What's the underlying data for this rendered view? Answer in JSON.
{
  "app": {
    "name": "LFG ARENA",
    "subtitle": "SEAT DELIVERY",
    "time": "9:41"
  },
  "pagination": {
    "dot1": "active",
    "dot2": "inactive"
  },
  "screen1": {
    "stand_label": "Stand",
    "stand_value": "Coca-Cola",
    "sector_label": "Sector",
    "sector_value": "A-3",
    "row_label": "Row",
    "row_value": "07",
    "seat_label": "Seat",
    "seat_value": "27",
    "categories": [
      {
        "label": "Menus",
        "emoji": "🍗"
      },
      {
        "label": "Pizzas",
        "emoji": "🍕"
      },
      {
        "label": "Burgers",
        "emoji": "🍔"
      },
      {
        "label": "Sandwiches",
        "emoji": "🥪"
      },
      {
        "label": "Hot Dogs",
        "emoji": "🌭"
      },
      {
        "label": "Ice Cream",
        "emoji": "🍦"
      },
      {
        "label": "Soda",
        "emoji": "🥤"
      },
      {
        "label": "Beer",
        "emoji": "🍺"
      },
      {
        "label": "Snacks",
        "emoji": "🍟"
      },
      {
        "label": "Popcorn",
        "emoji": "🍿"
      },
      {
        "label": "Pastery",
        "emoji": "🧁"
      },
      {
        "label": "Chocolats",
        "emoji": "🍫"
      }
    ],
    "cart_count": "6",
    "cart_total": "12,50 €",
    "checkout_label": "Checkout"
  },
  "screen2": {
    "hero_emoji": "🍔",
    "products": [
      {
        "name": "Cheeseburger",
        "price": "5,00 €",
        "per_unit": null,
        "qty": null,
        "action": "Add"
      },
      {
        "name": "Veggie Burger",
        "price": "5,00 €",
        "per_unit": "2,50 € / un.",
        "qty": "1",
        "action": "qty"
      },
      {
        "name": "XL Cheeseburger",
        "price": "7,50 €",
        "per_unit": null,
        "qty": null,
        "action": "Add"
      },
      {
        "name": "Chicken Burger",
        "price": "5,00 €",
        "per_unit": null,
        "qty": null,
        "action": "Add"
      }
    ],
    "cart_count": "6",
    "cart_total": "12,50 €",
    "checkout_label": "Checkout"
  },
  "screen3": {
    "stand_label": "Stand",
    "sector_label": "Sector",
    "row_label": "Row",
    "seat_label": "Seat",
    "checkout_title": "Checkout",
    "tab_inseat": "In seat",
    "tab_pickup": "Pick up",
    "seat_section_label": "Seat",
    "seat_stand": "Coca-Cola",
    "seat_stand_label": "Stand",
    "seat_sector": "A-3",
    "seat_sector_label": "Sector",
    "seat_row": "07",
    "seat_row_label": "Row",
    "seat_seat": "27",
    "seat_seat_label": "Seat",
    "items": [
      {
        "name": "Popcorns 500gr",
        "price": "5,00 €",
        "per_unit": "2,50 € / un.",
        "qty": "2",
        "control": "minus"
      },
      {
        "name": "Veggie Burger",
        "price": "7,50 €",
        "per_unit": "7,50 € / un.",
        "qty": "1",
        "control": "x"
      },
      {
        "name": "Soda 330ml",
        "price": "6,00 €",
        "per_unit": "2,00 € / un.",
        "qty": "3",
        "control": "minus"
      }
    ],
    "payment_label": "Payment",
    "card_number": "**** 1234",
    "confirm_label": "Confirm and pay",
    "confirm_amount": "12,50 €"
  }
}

○ ○ ○ ○

### [Written instruction]
Set down every record above exactly as given.

### [Result of the exercise]
What's the underlying data for this rendered view? Answer in JSON.
{
  "app": {
    "name": "LFG ARENA",
    "subtitle": "SEAT DELIVERY",
    "time": "9:41"
  },
  "pagination": {
    "dot1": "active",
    "dot2": "inactive"
  },
  "screen1": {
    "stand_label": "Stand",
    "stand_value": "Coca-Cola",
    "sector_label": "Sector",
    "sector_value": "A-3",
    "row_label": "Row",
    "row_value": "07",
    "seat_label": "Seat",
    "seat_value": "27",
    "categories": [
      {
        "label": "Menus",
        "emoji": "🍗"
      },
      {
        "label": "Pizzas",
        "emoji": "🍕"
      },
      {
        "label": "Burgers",
        "emoji": "🍔"
      },
      {
        "label": "Sandwiches",
        "emoji": "🥪"
      },
      {
        "label": "Hot Dogs",
        "emoji": "🌭"
      },
      {
        "label": "Ice Cream",
        "emoji": "🍦"
      },
      {
        "label": "Soda",
        "emoji": "🥤"
      },
      {
        "label": "Beer",
        "emoji": "🍺"
      },
      {
        "label": "Snacks",
        "emoji": "🍟"
      },
      {
        "label": "Popcorn",
        "emoji": "🍿"
      },
      {
        "label": "Pastery",
        "emoji": "🧁"
      },
      {
        "label": "Chocolats",
        "emoji": "🍫"
      }
    ],
    "cart_count": "6",
    "cart_total": "12,50 €",
    "checkout_label": "Checkout"
  },
  "screen2": {
    "hero_emoji": "🍔",
    "products": [
      {
        "name": "Cheeseburger",
        "price": "5,00 €",
        "per_unit": null,
        "qty": null,
        "action": "Add"
      },
      {
        "name": "Veggie Burger",
        "price": "5,00 €",
        "per_unit": "2,50 € / un.",
        "qty": "1",
        "action": "qty"
      },
      {
        "name": "XL Cheeseburger",
        "price": "7,50 €",
        "per_unit": null,
        "qty": null,
        "action": "Add"
      },
      {
        "name": "Chicken Burger",
        "price": "5,00 €",
        "per_unit": null,
        "qty": null,
        "action": "Add"
      }
    ],
    "cart_count": "6",
    "cart_total": "12,50 €",
    "checkout_label": "Checkout"
  },
  "screen3": {
    "stand_label": "Stand",
    "sector_label": "Sector",
    "row_label": "Row",
    "seat_label": "Seat",
    "checkout_title": "Checkout",
    "tab_inseat": "In seat",
    "tab_pickup": "Pick up",
    "seat_section_label": "Seat",
    "seat_stand": "Coca-Cola",
    "seat_stand_label": "Stand",
    "seat_sector": "A-3",
    "seat_sector_label": "Sector",
    "seat_row": "07",
    "seat_row_label": "Row",
    "seat_seat": "27",
    "seat_seat_label": "Seat",
    "items": [
      {
        "name": "Popcorns 500gr",
        "price": "5,00 €",
        "per_unit": "2,50 € / un.",
        "qty": "2",
        "control": "minus"
      },
      {
        "name": "Veggie Burger",
        "price": "7,50 €",
        "per_unit": "7,50 € / un.",
        "qty": "1",
        "control": "x"
      },
      {
        "name": "Soda 330ml",
        "price": "6,00 €",
        "per_unit": "2,00 € / un.",
        "qty": "3",
        "control": "minus"
      }
    ],
    "payment_label": "Payment",
    "card_number": "**** 1234",
    "confirm_label": "Confirm and pay",
    "confirm_amount": "12,50 €"
  }
}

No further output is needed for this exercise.